───── DATA SHOWN ─────
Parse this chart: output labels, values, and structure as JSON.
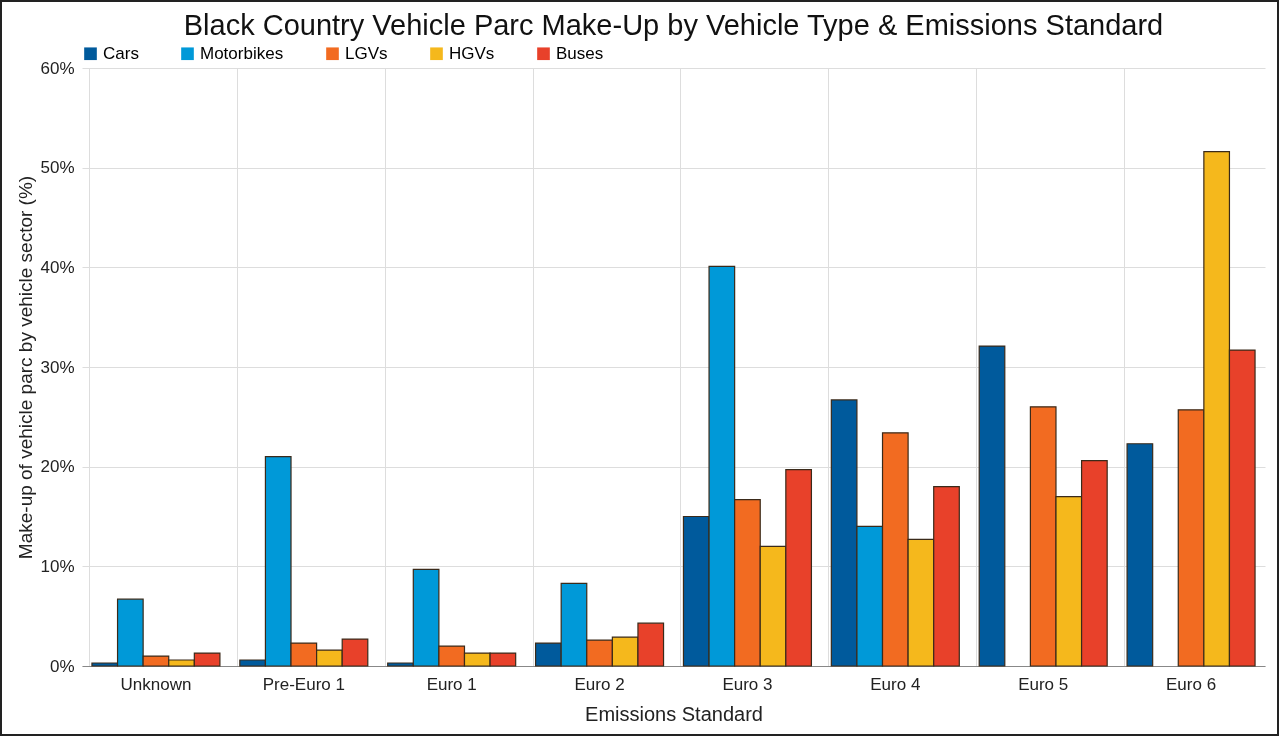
{
  "chart_data": {
    "type": "bar",
    "title": "Black Country Vehicle Parc Make-Up by Vehicle Type & Emissions Standard",
    "xlabel": "Emissions Standard",
    "ylabel": "Make-up of vehicle parc by vehicle sector (%)",
    "categories": [
      "Unknown",
      "Pre-Euro 1",
      "Euro 1",
      "Euro 2",
      "Euro 3",
      "Euro 4",
      "Euro 5",
      "Euro 6"
    ],
    "series": [
      {
        "name": "Cars",
        "color": "#005a9c",
        "values": [
          0.3,
          0.6,
          0.3,
          2.3,
          15.0,
          26.7,
          32.1,
          22.3
        ]
      },
      {
        "name": "Motorbikes",
        "color": "#0099d8",
        "values": [
          6.7,
          21.0,
          9.7,
          8.3,
          40.1,
          14.0,
          null,
          null
        ]
      },
      {
        "name": "LGVs",
        "color": "#f26b21",
        "values": [
          1.0,
          2.3,
          2.0,
          2.6,
          16.7,
          23.4,
          26.0,
          25.7
        ]
      },
      {
        "name": "HGVs",
        "color": "#f5b81c",
        "values": [
          0.6,
          1.6,
          1.3,
          2.9,
          12.0,
          12.7,
          17.0,
          51.6
        ]
      },
      {
        "name": "Buses",
        "color": "#e8412a",
        "values": [
          1.3,
          2.7,
          1.3,
          4.3,
          19.7,
          18.0,
          20.6,
          31.7
        ]
      }
    ],
    "ylim": [
      0,
      60
    ],
    "yticks": [
      {
        "value": 0,
        "label": "0%"
      },
      {
        "value": 10,
        "label": "10%"
      },
      {
        "value": 20,
        "label": "20%"
      },
      {
        "value": 30,
        "label": "30%"
      },
      {
        "value": 40,
        "label": "40%"
      },
      {
        "value": 50,
        "label": "50%"
      },
      {
        "value": 60,
        "label": "60%"
      }
    ],
    "grid": true,
    "legend": "top"
  }
}
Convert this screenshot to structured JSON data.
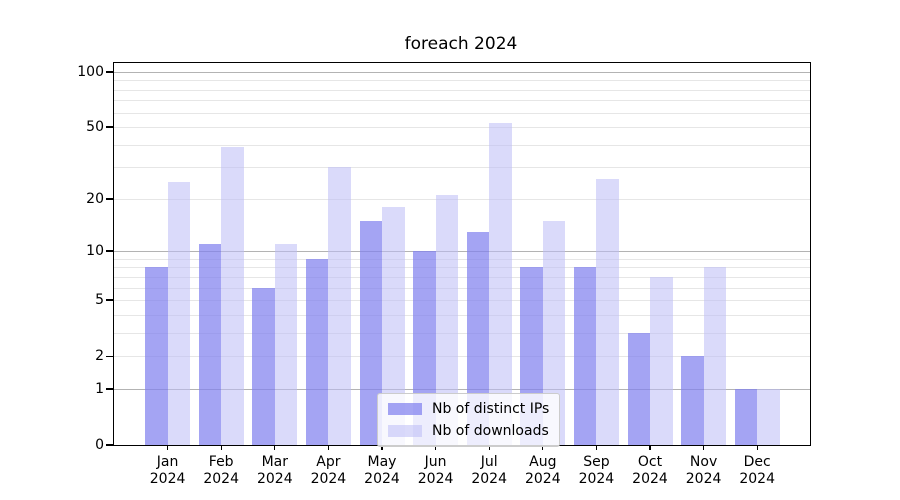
{
  "chart_data": {
    "type": "bar",
    "title": "foreach 2024",
    "categories": [
      "Jan\n2024",
      "Feb\n2024",
      "Mar\n2024",
      "Apr\n2024",
      "May\n2024",
      "Jun\n2024",
      "Jul\n2024",
      "Aug\n2024",
      "Sep\n2024",
      "Oct\n2024",
      "Nov\n2024",
      "Dec\n2024"
    ],
    "series": [
      {
        "name": "Nb of distinct IPs",
        "color": "#8181ee",
        "alpha": 0.72,
        "values": [
          8,
          11,
          6,
          9,
          15,
          10,
          13,
          8,
          8,
          3,
          2,
          1
        ]
      },
      {
        "name": "Nb of downloads",
        "color": "#bcbcf6",
        "alpha": 0.55,
        "values": [
          25,
          39,
          11,
          30,
          18,
          21,
          53,
          15,
          26,
          7,
          8,
          1
        ]
      }
    ],
    "xlabel": "",
    "ylabel": "",
    "yscale": "log10(1+y)",
    "ylim": [
      0,
      111
    ],
    "yticks": [
      0,
      1,
      2,
      5,
      10,
      20,
      50,
      100
    ],
    "ytick_labels": [
      "0",
      "1",
      "2",
      "5",
      "10",
      "20",
      "50",
      "100"
    ],
    "major_gridlines": [
      1,
      10,
      100
    ],
    "minor_gridlines": [
      2,
      3,
      4,
      5,
      6,
      7,
      8,
      9,
      20,
      30,
      40,
      50,
      60,
      70,
      80,
      90
    ],
    "grid": true,
    "legend": {
      "position": "lower center",
      "items": [
        "Nb of distinct IPs",
        "Nb of downloads"
      ]
    }
  }
}
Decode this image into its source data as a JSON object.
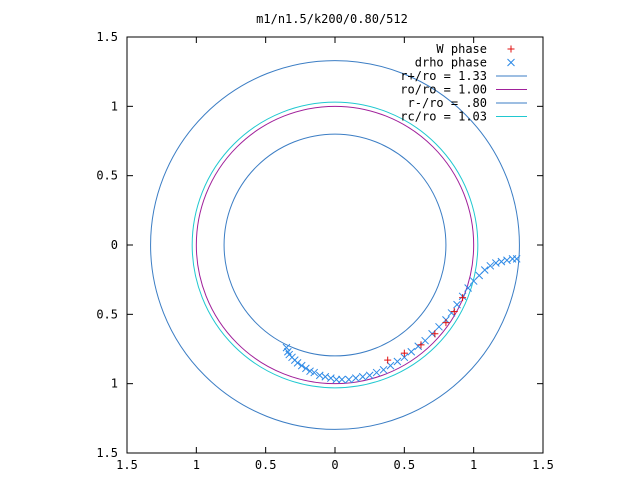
{
  "chart_data": {
    "type": "scatter",
    "title": "m1/n1.5/k200/0.80/512",
    "xlabel": "",
    "ylabel": "",
    "xlim": [
      -1.5,
      1.5
    ],
    "ylim": [
      -1.5,
      1.5
    ],
    "x_tick_labels": [
      "1.5",
      "1",
      "0.5",
      "0",
      "0.5",
      "1",
      "1.5"
    ],
    "x_tick_values": [
      -1.5,
      -1,
      -0.5,
      0,
      0.5,
      1,
      1.5
    ],
    "y_tick_labels": [
      "1.5",
      "1",
      "0.5",
      "0",
      "0.5",
      "1",
      "1.5"
    ],
    "y_tick_values": [
      1.5,
      1,
      0.5,
      0,
      -0.5,
      -1,
      -1.5
    ],
    "legend_placement": "top-right",
    "circles": [
      {
        "name": "r+/ro = 1.33",
        "radius": 1.33,
        "color": "#3b7dc4"
      },
      {
        "name": "ro/ro = 1.00",
        "radius": 1.0,
        "color": "#a0209a"
      },
      {
        "name": "r-/ro = .80",
        "radius": 0.8,
        "color": "#3b7dc4"
      },
      {
        "name": "rc/ro = 1.03",
        "radius": 1.03,
        "color": "#20c8d0"
      }
    ],
    "series": [
      {
        "name": "W phase",
        "marker": "+",
        "color": "#e01010",
        "points": [
          [
            0.38,
            -0.83
          ],
          [
            0.5,
            -0.78
          ],
          [
            0.62,
            -0.72
          ],
          [
            0.72,
            -0.64
          ],
          [
            0.8,
            -0.56
          ],
          [
            0.86,
            -0.48
          ],
          [
            0.92,
            -0.38
          ]
        ]
      },
      {
        "name": "drho phase",
        "marker": "x",
        "color": "#2e8ae6",
        "points": [
          [
            -0.35,
            -0.74
          ],
          [
            -0.34,
            -0.77
          ],
          [
            -0.33,
            -0.79
          ],
          [
            -0.31,
            -0.81
          ],
          [
            -0.29,
            -0.83
          ],
          [
            -0.27,
            -0.85
          ],
          [
            -0.24,
            -0.87
          ],
          [
            -0.21,
            -0.89
          ],
          [
            -0.18,
            -0.91
          ],
          [
            -0.15,
            -0.92
          ],
          [
            -0.11,
            -0.94
          ],
          [
            -0.07,
            -0.95
          ],
          [
            -0.03,
            -0.96
          ],
          [
            0.01,
            -0.97
          ],
          [
            0.05,
            -0.97
          ],
          [
            0.1,
            -0.97
          ],
          [
            0.15,
            -0.96
          ],
          [
            0.2,
            -0.95
          ],
          [
            0.25,
            -0.94
          ],
          [
            0.3,
            -0.92
          ],
          [
            0.35,
            -0.9
          ],
          [
            0.4,
            -0.87
          ],
          [
            0.45,
            -0.84
          ],
          [
            0.5,
            -0.81
          ],
          [
            0.55,
            -0.77
          ],
          [
            0.6,
            -0.73
          ],
          [
            0.65,
            -0.69
          ],
          [
            0.7,
            -0.64
          ],
          [
            0.75,
            -0.59
          ],
          [
            0.8,
            -0.54
          ],
          [
            0.84,
            -0.49
          ],
          [
            0.88,
            -0.43
          ],
          [
            0.92,
            -0.37
          ],
          [
            0.96,
            -0.31
          ],
          [
            1.0,
            -0.26
          ],
          [
            1.04,
            -0.22
          ],
          [
            1.08,
            -0.18
          ],
          [
            1.12,
            -0.15
          ],
          [
            1.16,
            -0.13
          ],
          [
            1.2,
            -0.12
          ],
          [
            1.24,
            -0.11
          ],
          [
            1.28,
            -0.1
          ],
          [
            1.31,
            -0.1
          ]
        ]
      }
    ]
  }
}
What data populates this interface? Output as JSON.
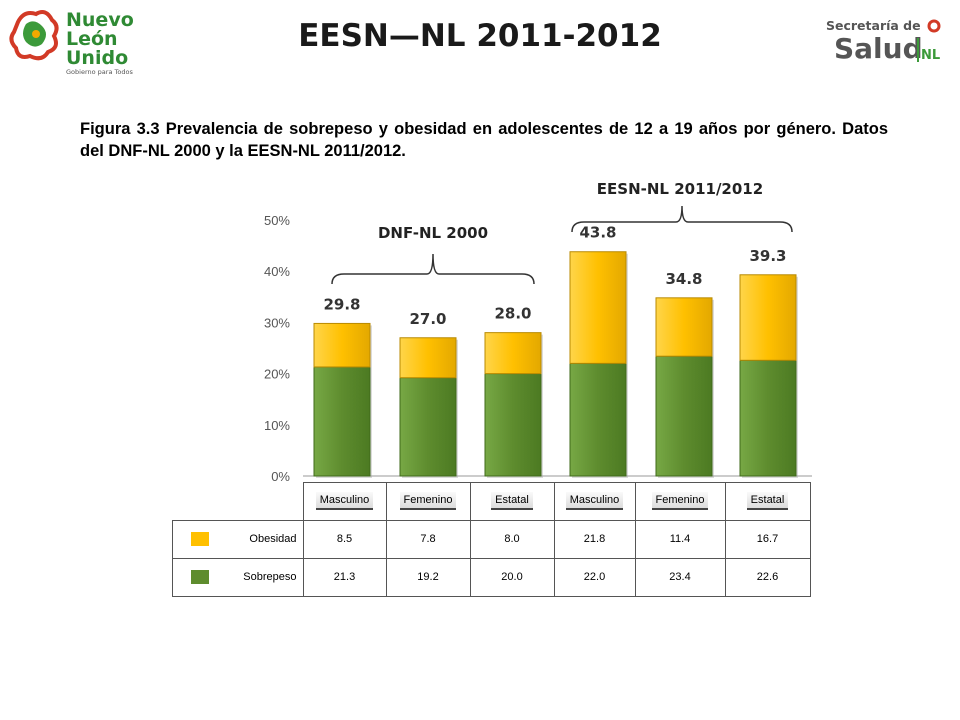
{
  "header": {
    "title": "EESN—NL 2011-2012",
    "logo_left": {
      "line1": "Nuevo",
      "line2": "León",
      "line3": "Unido",
      "tagline": "Gobierno para Todos"
    },
    "logo_right": {
      "line1": "Secretaría de",
      "line2": "Salud",
      "suffix": "NL"
    }
  },
  "caption": "Figura 3.3 Prevalencia de sobrepeso y obesidad en adolescentes de 12 a 19 años por género. Datos del DNF-NL 2000 y la EESN-NL 2011/2012.",
  "colors": {
    "obesidad": "#FFC000",
    "sobrepeso": "#5E8C2E",
    "obesidad_dark": "#B98A00",
    "sobrepeso_dark": "#3F6A1A"
  },
  "chart_data": {
    "type": "bar",
    "stacked": true,
    "categories": [
      "Masculino",
      "Femenino",
      "Estatal",
      "Masculino",
      "Femenino",
      "Estatal"
    ],
    "groups": [
      {
        "label": "DNF-NL 2000",
        "categories": [
          0,
          1,
          2
        ]
      },
      {
        "label": "EESN-NL 2011/2012",
        "categories": [
          3,
          4,
          5
        ]
      }
    ],
    "series": [
      {
        "name": "Sobrepeso",
        "values": [
          21.3,
          19.2,
          20.0,
          22.0,
          23.4,
          22.6
        ]
      },
      {
        "name": "Obesidad",
        "values": [
          8.5,
          7.8,
          8.0,
          21.8,
          11.4,
          16.7
        ]
      }
    ],
    "totals": [
      "29.8",
      "27.0",
      "28.0",
      "43.8",
      "34.8",
      "39.3"
    ],
    "ylim": [
      0,
      50
    ],
    "yticks": [
      "0%",
      "10%",
      "20%",
      "30%",
      "40%",
      "50%"
    ],
    "legend": "data-table-below",
    "grid": false
  },
  "table": {
    "rows": [
      {
        "label": "Obesidad",
        "color": "#FFC000",
        "values": [
          "8.5",
          "7.8",
          "8.0",
          "21.8",
          "11.4",
          "16.7"
        ]
      },
      {
        "label": "Sobrepeso",
        "color": "#5E8C2E",
        "values": [
          "21.3",
          "19.2",
          "20.0",
          "22.0",
          "23.4",
          "22.6"
        ]
      }
    ]
  }
}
─────
Search the data for the string "Standard". List each line that has it.

• **EXERCISE RESULT**:
    "title": "Black Country Vehicle Parc Make-Up by Vehicle Type & Emissions Standard",
    "xlabel": "Emissions Standard",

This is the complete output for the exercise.